EXERCISE REQUIREMENTS >> Can you retype only the lines from the one with "What text is on this page?" through the final line of the material, exactly as given?

Dataset records:
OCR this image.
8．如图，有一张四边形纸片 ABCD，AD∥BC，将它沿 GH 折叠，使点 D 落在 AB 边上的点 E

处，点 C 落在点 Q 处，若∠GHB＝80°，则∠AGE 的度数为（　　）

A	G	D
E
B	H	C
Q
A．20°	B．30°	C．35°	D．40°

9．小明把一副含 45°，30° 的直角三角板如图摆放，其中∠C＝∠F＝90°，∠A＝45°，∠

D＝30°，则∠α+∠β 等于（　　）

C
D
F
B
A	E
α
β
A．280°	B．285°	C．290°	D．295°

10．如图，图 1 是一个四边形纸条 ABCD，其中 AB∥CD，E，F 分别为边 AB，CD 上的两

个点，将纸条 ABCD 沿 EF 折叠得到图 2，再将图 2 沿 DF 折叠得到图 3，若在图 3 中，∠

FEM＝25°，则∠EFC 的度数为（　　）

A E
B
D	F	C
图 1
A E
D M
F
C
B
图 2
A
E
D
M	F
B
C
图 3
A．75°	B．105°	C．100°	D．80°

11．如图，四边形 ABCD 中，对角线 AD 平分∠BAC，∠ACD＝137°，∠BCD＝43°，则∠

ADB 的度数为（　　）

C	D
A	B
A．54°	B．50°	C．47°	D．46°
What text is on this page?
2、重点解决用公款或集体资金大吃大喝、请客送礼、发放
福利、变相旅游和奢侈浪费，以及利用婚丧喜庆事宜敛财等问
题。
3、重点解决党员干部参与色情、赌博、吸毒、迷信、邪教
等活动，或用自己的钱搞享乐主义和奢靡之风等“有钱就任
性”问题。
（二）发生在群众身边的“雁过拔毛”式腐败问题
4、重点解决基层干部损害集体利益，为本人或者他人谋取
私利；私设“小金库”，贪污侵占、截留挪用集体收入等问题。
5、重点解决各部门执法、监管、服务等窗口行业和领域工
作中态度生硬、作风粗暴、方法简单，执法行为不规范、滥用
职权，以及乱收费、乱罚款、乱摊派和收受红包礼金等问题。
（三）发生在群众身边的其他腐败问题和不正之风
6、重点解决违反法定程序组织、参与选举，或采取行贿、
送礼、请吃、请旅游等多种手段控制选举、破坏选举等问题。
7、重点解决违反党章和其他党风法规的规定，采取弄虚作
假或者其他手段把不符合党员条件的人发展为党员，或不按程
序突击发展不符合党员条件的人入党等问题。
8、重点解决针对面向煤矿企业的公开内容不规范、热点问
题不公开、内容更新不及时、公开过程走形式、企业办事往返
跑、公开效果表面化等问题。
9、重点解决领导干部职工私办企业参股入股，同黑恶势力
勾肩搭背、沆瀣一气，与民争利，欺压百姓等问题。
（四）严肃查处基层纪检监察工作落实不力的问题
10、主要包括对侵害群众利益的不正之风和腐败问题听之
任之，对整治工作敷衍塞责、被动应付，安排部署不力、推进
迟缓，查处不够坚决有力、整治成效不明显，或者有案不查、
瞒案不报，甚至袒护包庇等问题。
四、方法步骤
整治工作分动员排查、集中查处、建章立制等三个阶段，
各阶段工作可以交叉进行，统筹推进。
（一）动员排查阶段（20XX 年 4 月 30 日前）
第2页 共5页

THE ANSWER >>
What text is on this page?
2、重点解决用公款或集体资金大吃大喝、请客送礼、发放
福利、变相旅游和奢侈浪费，以及利用婚丧喜庆事宜敛财等问
题。
3、重点解决党员干部参与色情、赌博、吸毒、迷信、邪教
等活动，或用自己的钱搞享乐主义和奢靡之风等“有钱就任
性”问题。
（二）发生在群众身边的“雁过拔毛”式腐败问题
4、重点解决基层干部损害集体利益，为本人或者他人谋取
私利；私设“小金库”，贪污侵占、截留挪用集体收入等问题。
5、重点解决各部门执法、监管、服务等窗口行业和领域工
作中态度生硬、作风粗暴、方法简单，执法行为不规范、滥用
职权，以及乱收费、乱罚款、乱摊派和收受红包礼金等问题。
（三）发生在群众身边的其他腐败问题和不正之风
6、重点解决违反法定程序组织、参与选举，或采取行贿、
送礼、请吃、请旅游等多种手段控制选举、破坏选举等问题。
7、重点解决违反党章和其他党风法规的规定，采取弄虚作
假或者其他手段把不符合党员条件的人发展为党员，或不按程
序突击发展不符合党员条件的人入党等问题。
8、重点解决针对面向煤矿企业的公开内容不规范、热点问
题不公开、内容更新不及时、公开过程走形式、企业办事往返
跑、公开效果表面化等问题。
9、重点解决领导干部职工私办企业参股入股，同黑恶势力
勾肩搭背、沆瀣一气，与民争利，欺压百姓等问题。
（四）严肃查处基层纪检监察工作落实不力的问题
10、主要包括对侵害群众利益的不正之风和腐败问题听之
任之，对整治工作敷衍塞责、被动应付，安排部署不力、推进
迟缓，查处不够坚决有力、整治成效不明显，或者有案不查、
瞒案不报，甚至袒护包庇等问题。
四、方法步骤
整治工作分动员排查、集中查处、建章立制等三个阶段，
各阶段工作可以交叉进行，统筹推进。
（一）动员排查阶段（20XX 年 4 月 30 日前）
第2页 共5页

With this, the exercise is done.